Each line containing the word "Hitam" must be collected.

========

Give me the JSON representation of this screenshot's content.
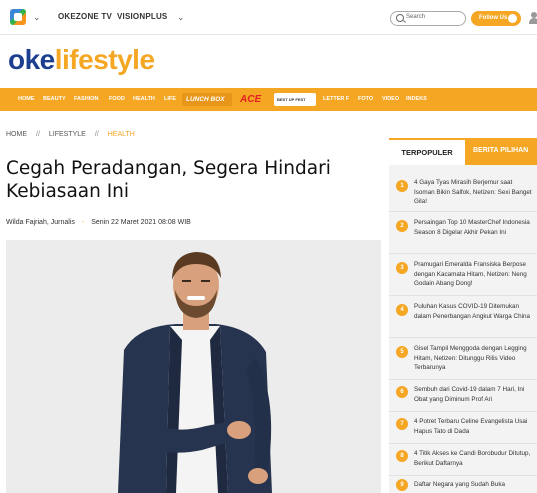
{
  "topbar": {
    "links": [
      "OKEZONE TV",
      "VISIONPLUS"
    ],
    "search_placeholder": "Search",
    "follow_label": "Follow Us"
  },
  "brand": {
    "part1": "oke",
    "part2": "lifestyle"
  },
  "nav": {
    "items": [
      "HOME",
      "BEAUTY",
      "FASHION",
      "FOOD",
      "HEALTH",
      "LIFE",
      "LETTER F",
      "FOTO",
      "VIDEO",
      "INDEKS"
    ],
    "promo1": "LUNCH BOX",
    "promo2": "ACE",
    "promo3": "BEST UP FEST"
  },
  "breadcrumb": {
    "home": "HOME",
    "section": "LIFESTYLE",
    "current": "HEALTH",
    "separator": "//"
  },
  "article": {
    "title": "Cegah Peradangan, Segera Hindari Kebiasaan Ini",
    "author": "Wilda Fajriah, Jurnalis",
    "date": "Senin 22 Maret 2021 08:08 WIB"
  },
  "sidebar": {
    "tab_active": "TERPOPULER",
    "tab_other": "BERITA PILIHAN",
    "items": [
      {
        "num": "1",
        "text": "4 Gaya Tyas Mirasih Berjemur saat Isoman Bikin Salfok, Netizen: Sexi Banget Gila!"
      },
      {
        "num": "2",
        "text": "Persaingan Top 10 MasterChef Indonesia Season 8 Digelar Akhir Pekan Ini"
      },
      {
        "num": "3",
        "text": "Pramugari Emeralda Fransiska Berpose dengan Kacamata Hitam, Netizen: Neng Godain Abang Dong!"
      },
      {
        "num": "4",
        "text": "Puluhan Kasus COVID-19 Ditemukan dalam Penerbangan Angkut Warga China"
      },
      {
        "num": "5",
        "text": "Gisel Tampil Menggoda dengan Legging Hitam, Netizen: Ditunggu Rilis Video Terbarunya"
      },
      {
        "num": "6",
        "text": "Sembuh dari Covid-19 dalam 7 Hari, Ini Obat yang Diminum Prof Ari"
      },
      {
        "num": "7",
        "text": "4 Potret Terbaru Celine Evangelista Usai Hapus Tato di Dada"
      },
      {
        "num": "8",
        "text": "4 Titik Akses ke Candi Borobudur Ditutup, Berikut Daftarnya"
      },
      {
        "num": "9",
        "text": "Daftar Negara yang Sudah Buka"
      }
    ]
  },
  "colors": {
    "brand_blue": "#1d3f8f",
    "accent_orange": "#f5a623"
  }
}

========

» Problem solution:
        "text": "Pramugari Emeralda Fransiska Berpose dengan Kacamata Hitam, Netizen: Neng Godain Abang Dong!"
        "text": "Gisel Tampil Menggoda dengan Legging Hitam, Netizen: Ditunggu Rilis Video Terbarunya"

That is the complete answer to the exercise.